> [GIVEN REQUEST] Word for word, transcribe the lines below and drop the pictures.
## start SUPPLIED RECORDS
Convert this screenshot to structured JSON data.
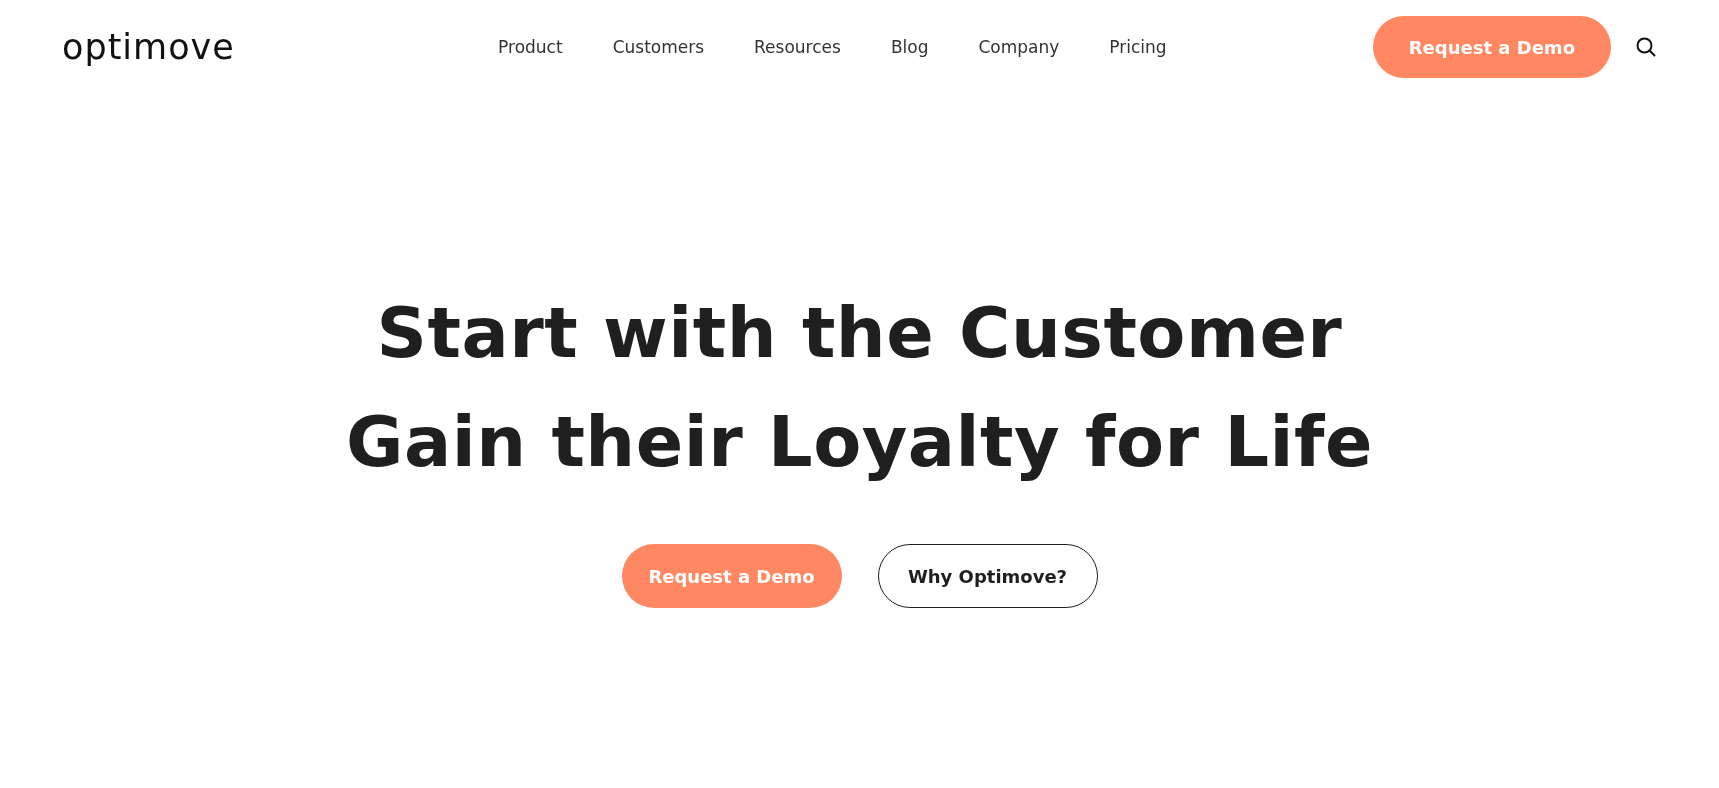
{
  "header": {
    "logo": "optimove",
    "nav": [
      {
        "label": "Product"
      },
      {
        "label": "Customers"
      },
      {
        "label": "Resources"
      },
      {
        "label": "Blog"
      },
      {
        "label": "Company"
      },
      {
        "label": "Pricing"
      }
    ],
    "cta": "Request a Demo"
  },
  "hero": {
    "headline": [
      "Start with the Customer",
      "Gain their Loyalty for Life"
    ],
    "buttons": [
      {
        "label": "Request a Demo",
        "kind": "primary"
      },
      {
        "label": "Why Optimove?",
        "kind": "outline"
      }
    ]
  }
}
## end SUPPLIED RECORDS
> [OUTPUT OF THE EXERCISE]
Convert this screenshot to structured JSON data.
{
  "header": {
    "logo": "optimove",
    "nav": [
      {
        "label": "Product"
      },
      {
        "label": "Customers"
      },
      {
        "label": "Resources"
      },
      {
        "label": "Blog"
      },
      {
        "label": "Company"
      },
      {
        "label": "Pricing"
      }
    ],
    "cta": "Request a Demo"
  },
  "hero": {
    "headline": [
      "Start with the Customer",
      "Gain their Loyalty for Life"
    ],
    "buttons": [
      {
        "label": "Request a Demo",
        "kind": "primary"
      },
      {
        "label": "Why Optimove?",
        "kind": "outline"
      }
    ]
  }
}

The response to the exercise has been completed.